WHAT IS BEING ASKED:
Set each record down exactly, excluding all images.

PROVIDED MATERIAL:
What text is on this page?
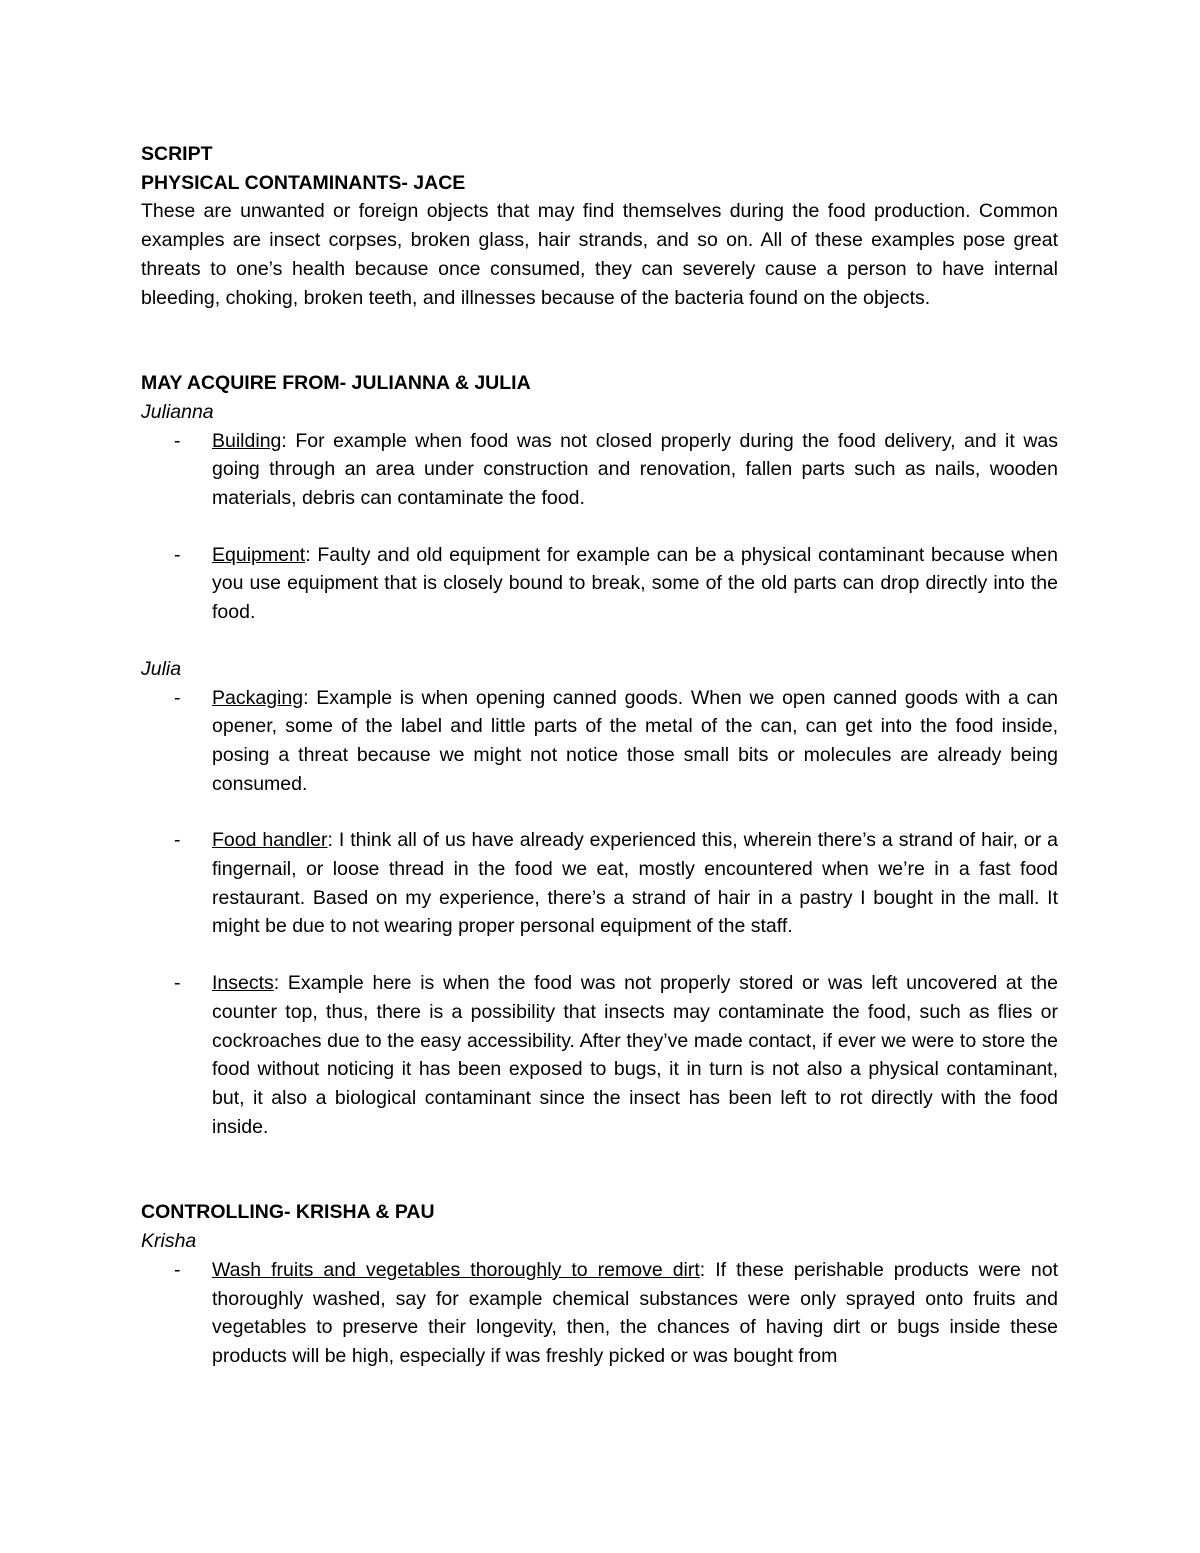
SCRIPT

PHYSICAL CONTAMINANTS- JACE

These are unwanted or foreign objects that may find themselves during the food production. Common examples are insect corpses, broken glass, hair strands, and so on. All of these examples pose great threats to one’s health because once consumed, they can severely cause a person to have internal bleeding, choking, broken teeth, and illnesses because of the bacteria found on the objects.

MAY ACQUIRE FROM- JULIANNA & JULIA

Julianna

- Building: For example when food was not closed properly during the food delivery, and it was going through an area under construction and renovation, fallen parts such as nails, wooden materials, debris can contaminate the food.

- Equipment: Faulty and old equipment for example can be a physical contaminant because when you use equipment that is closely bound to break, some of the old parts can drop directly into the food.

Julia

- Packaging: Example is when opening canned goods. When we open canned goods with a can opener, some of the label and little parts of the metal of the can, can get into the food inside, posing a threat because we might not notice those small bits or molecules are already being consumed.

- Food handler: I think all of us have already experienced this, wherein there’s a strand of hair, or a fingernail, or loose thread in the food we eat, mostly encountered when we’re in a fast food restaurant. Based on my experience, there’s a strand of hair in a pastry I bought in the mall. It might be due to not wearing proper personal equipment of the staff.

- Insects: Example here is when the food was not properly stored or was left uncovered at the counter top, thus, there is a possibility that insects may contaminate the food, such as flies or cockroaches due to the easy accessibility. After they’ve made contact, if ever we were to store the food without noticing it has been exposed to bugs, it in turn is not also a physical contaminant, but, it also a biological contaminant since the insect has been left to rot directly with the food inside.

CONTROLLING- KRISHA & PAU

Krisha

- Wash fruits and vegetables thoroughly to remove dirt: If these perishable products were not thoroughly washed, say for example chemical substances were only sprayed onto fruits and vegetables to preserve their longevity, then, the chances of having dirt or bugs inside these products will be high, especially if was freshly picked or was bought from
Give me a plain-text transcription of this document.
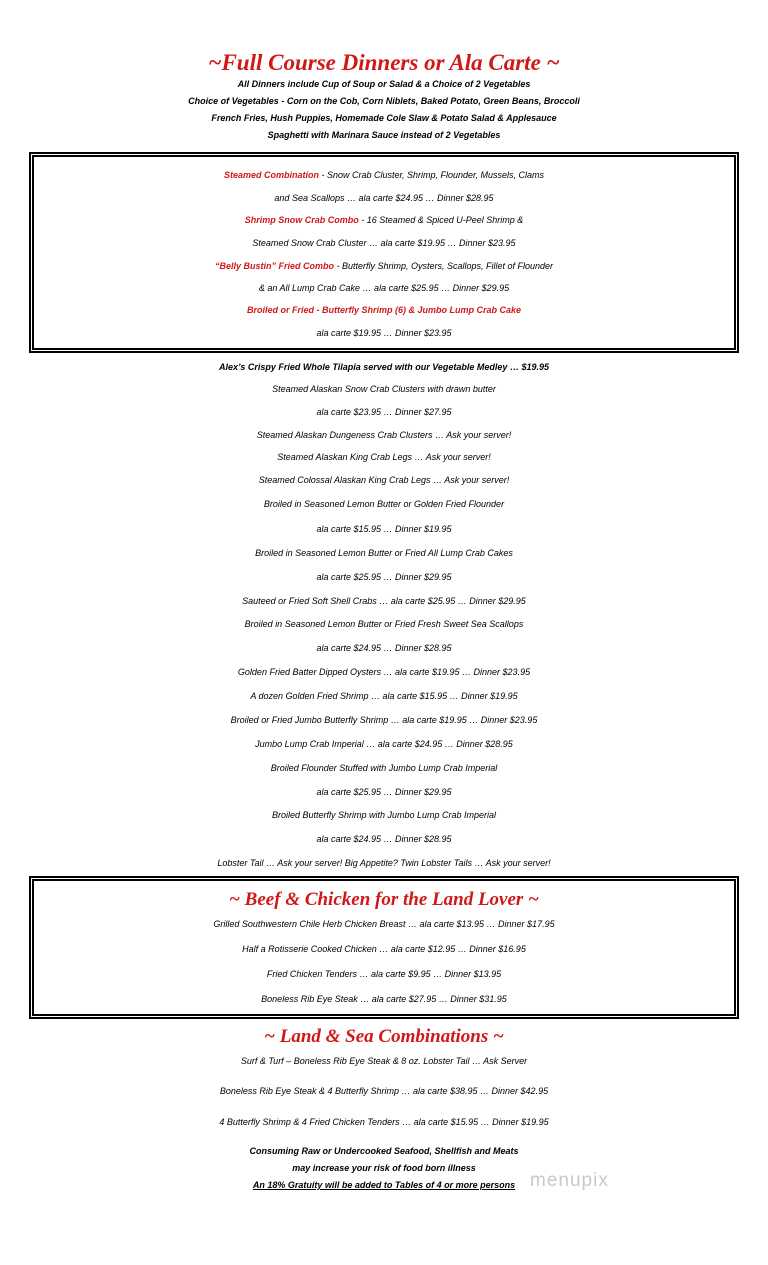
~Full Course Dinners or Ala Carte ~
All Dinners include Cup of Soup or Salad & a Choice of 2 Vegetables
Choice of Vegetables - Corn on the Cob, Corn Niblets, Baked Potato, Green Beans, Broccoli
French Fries, Hush Puppies, Homemade Cole Slaw & Potato Salad & Applesauce
Spaghetti with Marinara Sauce instead of 2 Vegetables
Steamed Combination - Snow Crab Cluster, Shrimp, Flounder, Mussels, Clams
and Sea Scallops … ala carte $24.95 … Dinner $28.95
Shrimp Snow Crab Combo - 16 Steamed & Spiced U-Peel Shrimp &
Steamed Snow Crab Cluster … ala carte $19.95 … Dinner $23.95
“Belly Bustin” Fried Combo - Butterfly Shrimp, Oysters, Scallops, Fillet of Flounder
& an All Lump Crab Cake … ala carte $25.95 … Dinner $29.95
Broiled or Fried - Butterfly Shrimp (6) & Jumbo Lump Crab Cake
ala carte $19.95 … Dinner $23.95
Alex’s Crispy Fried Whole Tilapia served with our Vegetable Medley … $19.95
Steamed Alaskan Snow Crab Clusters with drawn butter
ala carte $23.95 … Dinner $27.95
Steamed Alaskan Dungeness Crab Clusters … Ask your server!
Steamed Alaskan King Crab Legs … Ask your server!
Steamed Colossal Alaskan King Crab Legs … Ask your server!
Broiled in Seasoned Lemon Butter or Golden Fried Flounder
ala carte $15.95 … Dinner $19.95
Broiled in Seasoned Lemon Butter or Fried All Lump Crab Cakes
ala carte $25.95 … Dinner $29.95
Sauteed or Fried Soft Shell Crabs … ala carte $25.95 … Dinner $29.95
Broiled in Seasoned Lemon Butter or Fried Fresh Sweet Sea Scallops
ala carte $24.95 … Dinner $28.95
Golden Fried Batter Dipped Oysters … ala carte $19.95 … Dinner $23.95
A dozen Golden Fried Shrimp … ala carte $15.95 … Dinner $19.95
Broiled or Fried Jumbo Butterfly Shrimp … ala carte $19.95 … Dinner $23.95
Jumbo Lump Crab Imperial … ala carte $24.95 … Dinner $28.95
Broiled Flounder Stuffed with Jumbo Lump Crab Imperial
ala carte $25.95 … Dinner $29.95
Broiled Butterfly Shrimp with Jumbo Lump Crab Imperial
ala carte $24.95 … Dinner $28.95
Lobster Tail … Ask your server! Big Appetite? Twin Lobster Tails … Ask your server!
~ Beef & Chicken for the Land Lover ~
Grilled Southwestern Chile Herb Chicken Breast … ala carte $13.95 … Dinner $17.95
Half a Rotisserie Cooked Chicken … ala carte $12.95 … Dinner $16.95
Fried Chicken Tenders … ala carte $9.95 … Dinner $13.95
Boneless Rib Eye Steak … ala carte $27.95 … Dinner $31.95
~ Land & Sea Combinations ~
Surf & Turf – Boneless Rib Eye Steak & 8 oz. Lobster Tail … Ask Server
Boneless Rib Eye Steak & 4 Butterfly Shrimp … ala carte $38.95 … Dinner $42.95
4 Butterfly Shrimp & 4 Fried Chicken Tenders … ala carte $15.95 … Dinner $19.95
Consuming Raw or Undercooked Seafood, Shellfish and Meats
may increase your risk of food born illness
An 18% Gratuity will be added to Tables of 4 or more persons menupix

TASK RESPONSE:
What text is on this page?
SCRIPT

PHYSICAL CONTAMINANTS- JACE

These are unwanted or foreign objects that may find themselves during the food production. Common examples are insect corpses, broken glass, hair strands, and so on. All of these examples pose great threats to one’s health because once consumed, they can severely cause a person to have internal bleeding, choking, broken teeth, and illnesses because of the bacteria found on the objects.

MAY ACQUIRE FROM- JULIANNA & JULIA

Julianna

- Building: For example when food was not closed properly during the food delivery, and it was going through an area under construction and renovation, fallen parts such as nails, wooden materials, debris can contaminate the food.

- Equipment: Faulty and old equipment for example can be a physical contaminant because when you use equipment that is closely bound to break, some of the old parts can drop directly into the food.

Julia

- Packaging: Example is when opening canned goods. When we open canned goods with a can opener, some of the label and little parts of the metal of the can, can get into the food inside, posing a threat because we might not notice those small bits or molecules are already being consumed.

- Food handler: I think all of us have already experienced this, wherein there’s a strand of hair, or a fingernail, or loose thread in the food we eat, mostly encountered when we’re in a fast food restaurant. Based on my experience, there’s a strand of hair in a pastry I bought in the mall. It might be due to not wearing proper personal equipment of the staff.

- Insects: Example here is when the food was not properly stored or was left uncovered at the counter top, thus, there is a possibility that insects may contaminate the food, such as flies or cockroaches due to the easy accessibility. After they’ve made contact, if ever we were to store the food without noticing it has been exposed to bugs, it in turn is not also a physical contaminant, but, it also a biological contaminant since the insect has been left to rot directly with the food inside.

CONTROLLING- KRISHA & PAU

Krisha

- Wash fruits and vegetables thoroughly to remove dirt: If these perishable products were not thoroughly washed, say for example chemical substances were only sprayed onto fruits and vegetables to preserve their longevity, then, the chances of having dirt or bugs inside these products will be high, especially if was freshly picked or was bought from
Give me a plain-text transcription of this document.
~Full Course Dinners or Ala Carte ~
All Dinners include Cup of Soup or Salad & a Choice of 2 Vegetables
Choice of Vegetables - Corn on the Cob, Corn Niblets, Baked Potato, Green Beans, Broccoli
French Fries, Hush Puppies, Homemade Cole Slaw & Potato Salad & Applesauce
Spaghetti with Marinara Sauce instead of 2 Vegetables
Steamed Combination - Snow Crab Cluster, Shrimp, Flounder, Mussels, Clams
and Sea Scallops … ala carte $24.95 … Dinner $28.95
Shrimp Snow Crab Combo - 16 Steamed & Spiced U-Peel Shrimp &
Steamed Snow Crab Cluster … ala carte $19.95 … Dinner $23.95
“Belly Bustin” Fried Combo - Butterfly Shrimp, Oysters, Scallops, Fillet of Flounder
& an All Lump Crab Cake … ala carte $25.95 … Dinner $29.95
Broiled or Fried - Butterfly Shrimp (6) & Jumbo Lump Crab Cake
ala carte $19.95 … Dinner $23.95
Alex’s Crispy Fried Whole Tilapia served with our Vegetable Medley … $19.95
Steamed Alaskan Snow Crab Clusters with drawn butter
ala carte $23.95 … Dinner $27.95
Steamed Alaskan Dungeness Crab Clusters … Ask your server!
Steamed Alaskan King Crab Legs … Ask your server!
Steamed Colossal Alaskan King Crab Legs … Ask your server!
Broiled in Seasoned Lemon Butter or Golden Fried Flounder
ala carte $15.95 … Dinner $19.95
Broiled in Seasoned Lemon Butter or Fried All Lump Crab Cakes
ala carte $25.95 … Dinner $29.95
Sauteed or Fried Soft Shell Crabs … ala carte $25.95 … Dinner $29.95
Broiled in Seasoned Lemon Butter or Fried Fresh Sweet Sea Scallops
ala carte $24.95 … Dinner $28.95
Golden Fried Batter Dipped Oysters … ala carte $19.95 … Dinner $23.95
A dozen Golden Fried Shrimp … ala carte $15.95 … Dinner $19.95
Broiled or Fried Jumbo Butterfly Shrimp … ala carte $19.95 … Dinner $23.95
Jumbo Lump Crab Imperial … ala carte $24.95 … Dinner $28.95
Broiled Flounder Stuffed with Jumbo Lump Crab Imperial
ala carte $25.95 … Dinner $29.95
Broiled Butterfly Shrimp with Jumbo Lump Crab Imperial
ala carte $24.95 … Dinner $28.95
Lobster Tail … Ask your server! Big Appetite? Twin Lobster Tails … Ask your server!
~ Beef & Chicken for the Land Lover ~
Grilled Southwestern Chile Herb Chicken Breast … ala carte $13.95 … Dinner $17.95
Half a Rotisserie Cooked Chicken … ala carte $12.95 … Dinner $16.95
Fried Chicken Tenders … ala carte $9.95 … Dinner $13.95
Boneless Rib Eye Steak … ala carte $27.95 … Dinner $31.95
~ Land & Sea Combinations ~
Surf & Turf – Boneless Rib Eye Steak & 8 oz. Lobster Tail … Ask Server
Boneless Rib Eye Steak & 4 Butterfly Shrimp … ala carte $38.95 … Dinner $42.95
4 Butterfly Shrimp & 4 Fried Chicken Tenders … ala carte $15.95 … Dinner $19.95
Consuming Raw or Undercooked Seafood, Shellfish and Meats
may increase your risk of food born illness
An 18% Gratuity will be added to Tables of 4 or more persons menupix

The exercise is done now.